# [EXTRACTED INFORMATION]
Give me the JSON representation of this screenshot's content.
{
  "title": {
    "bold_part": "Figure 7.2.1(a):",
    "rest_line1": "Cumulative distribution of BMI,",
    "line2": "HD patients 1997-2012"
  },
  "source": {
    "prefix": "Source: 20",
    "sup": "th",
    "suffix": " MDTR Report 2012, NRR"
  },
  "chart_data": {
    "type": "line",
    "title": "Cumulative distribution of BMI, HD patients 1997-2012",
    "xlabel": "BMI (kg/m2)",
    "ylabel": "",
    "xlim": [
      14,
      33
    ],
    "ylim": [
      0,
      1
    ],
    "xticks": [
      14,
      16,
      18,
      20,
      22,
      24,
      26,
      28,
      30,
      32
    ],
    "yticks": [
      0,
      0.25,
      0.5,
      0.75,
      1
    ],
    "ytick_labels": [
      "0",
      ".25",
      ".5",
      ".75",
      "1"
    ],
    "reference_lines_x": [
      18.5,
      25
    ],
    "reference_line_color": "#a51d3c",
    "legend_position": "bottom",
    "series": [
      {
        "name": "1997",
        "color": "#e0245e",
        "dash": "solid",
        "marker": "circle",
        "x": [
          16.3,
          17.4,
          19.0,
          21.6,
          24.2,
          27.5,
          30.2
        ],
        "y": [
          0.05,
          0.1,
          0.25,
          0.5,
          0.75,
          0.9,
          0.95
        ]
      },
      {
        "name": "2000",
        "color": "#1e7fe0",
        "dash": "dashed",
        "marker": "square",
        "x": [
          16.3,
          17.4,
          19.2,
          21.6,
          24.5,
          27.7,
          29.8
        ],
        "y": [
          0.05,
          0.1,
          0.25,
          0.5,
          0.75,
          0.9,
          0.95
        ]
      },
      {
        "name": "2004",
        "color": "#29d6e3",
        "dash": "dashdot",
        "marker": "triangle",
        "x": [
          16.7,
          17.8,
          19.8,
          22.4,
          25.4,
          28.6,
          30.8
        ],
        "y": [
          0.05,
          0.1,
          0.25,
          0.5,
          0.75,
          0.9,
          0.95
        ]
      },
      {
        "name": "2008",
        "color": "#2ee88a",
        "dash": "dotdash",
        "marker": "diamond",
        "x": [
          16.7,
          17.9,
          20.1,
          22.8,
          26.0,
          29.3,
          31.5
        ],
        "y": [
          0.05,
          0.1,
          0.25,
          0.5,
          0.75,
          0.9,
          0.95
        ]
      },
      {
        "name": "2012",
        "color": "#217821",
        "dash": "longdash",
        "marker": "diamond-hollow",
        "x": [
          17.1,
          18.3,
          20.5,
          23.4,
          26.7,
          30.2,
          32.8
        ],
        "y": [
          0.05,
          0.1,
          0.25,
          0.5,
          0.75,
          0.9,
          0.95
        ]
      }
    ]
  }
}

# [WHAT THE EXERCISE ASKS]
Provide an exact copy of all the material.

# [PROBLEM SOLUTION]
Give me the JSON representation of this screenshot's content.
{
  "title": {
    "bold_part": "Figure 7.2.1(a):",
    "rest_line1": "Cumulative distribution of BMI,",
    "line2": "HD patients 1997-2012"
  },
  "source": {
    "prefix": "Source: 20",
    "sup": "th",
    "suffix": " MDTR Report 2012, NRR"
  },
  "chart_data": {
    "type": "line",
    "title": "Cumulative distribution of BMI, HD patients 1997-2012",
    "xlabel": "BMI (kg/m2)",
    "ylabel": "",
    "xlim": [
      14,
      33
    ],
    "ylim": [
      0,
      1
    ],
    "xticks": [
      14,
      16,
      18,
      20,
      22,
      24,
      26,
      28,
      30,
      32
    ],
    "yticks": [
      0,
      0.25,
      0.5,
      0.75,
      1
    ],
    "ytick_labels": [
      "0",
      ".25",
      ".5",
      ".75",
      "1"
    ],
    "reference_lines_x": [
      18.5,
      25
    ],
    "reference_line_color": "#a51d3c",
    "legend_position": "bottom",
    "series": [
      {
        "name": "1997",
        "color": "#e0245e",
        "dash": "solid",
        "marker": "circle",
        "x": [
          16.3,
          17.4,
          19.0,
          21.6,
          24.2,
          27.5,
          30.2
        ],
        "y": [
          0.05,
          0.1,
          0.25,
          0.5,
          0.75,
          0.9,
          0.95
        ]
      },
      {
        "name": "2000",
        "color": "#1e7fe0",
        "dash": "dashed",
        "marker": "square",
        "x": [
          16.3,
          17.4,
          19.2,
          21.6,
          24.5,
          27.7,
          29.8
        ],
        "y": [
          0.05,
          0.1,
          0.25,
          0.5,
          0.75,
          0.9,
          0.95
        ]
      },
      {
        "name": "2004",
        "color": "#29d6e3",
        "dash": "dashdot",
        "marker": "triangle",
        "x": [
          16.7,
          17.8,
          19.8,
          22.4,
          25.4,
          28.6,
          30.8
        ],
        "y": [
          0.05,
          0.1,
          0.25,
          0.5,
          0.75,
          0.9,
          0.95
        ]
      },
      {
        "name": "2008",
        "color": "#2ee88a",
        "dash": "dotdash",
        "marker": "diamond",
        "x": [
          16.7,
          17.9,
          20.1,
          22.8,
          26.0,
          29.3,
          31.5
        ],
        "y": [
          0.05,
          0.1,
          0.25,
          0.5,
          0.75,
          0.9,
          0.95
        ]
      },
      {
        "name": "2012",
        "color": "#217821",
        "dash": "longdash",
        "marker": "diamond-hollow",
        "x": [
          17.1,
          18.3,
          20.5,
          23.4,
          26.7,
          30.2,
          32.8
        ],
        "y": [
          0.05,
          0.1,
          0.25,
          0.5,
          0.75,
          0.9,
          0.95
        ]
      }
    ]
  }
}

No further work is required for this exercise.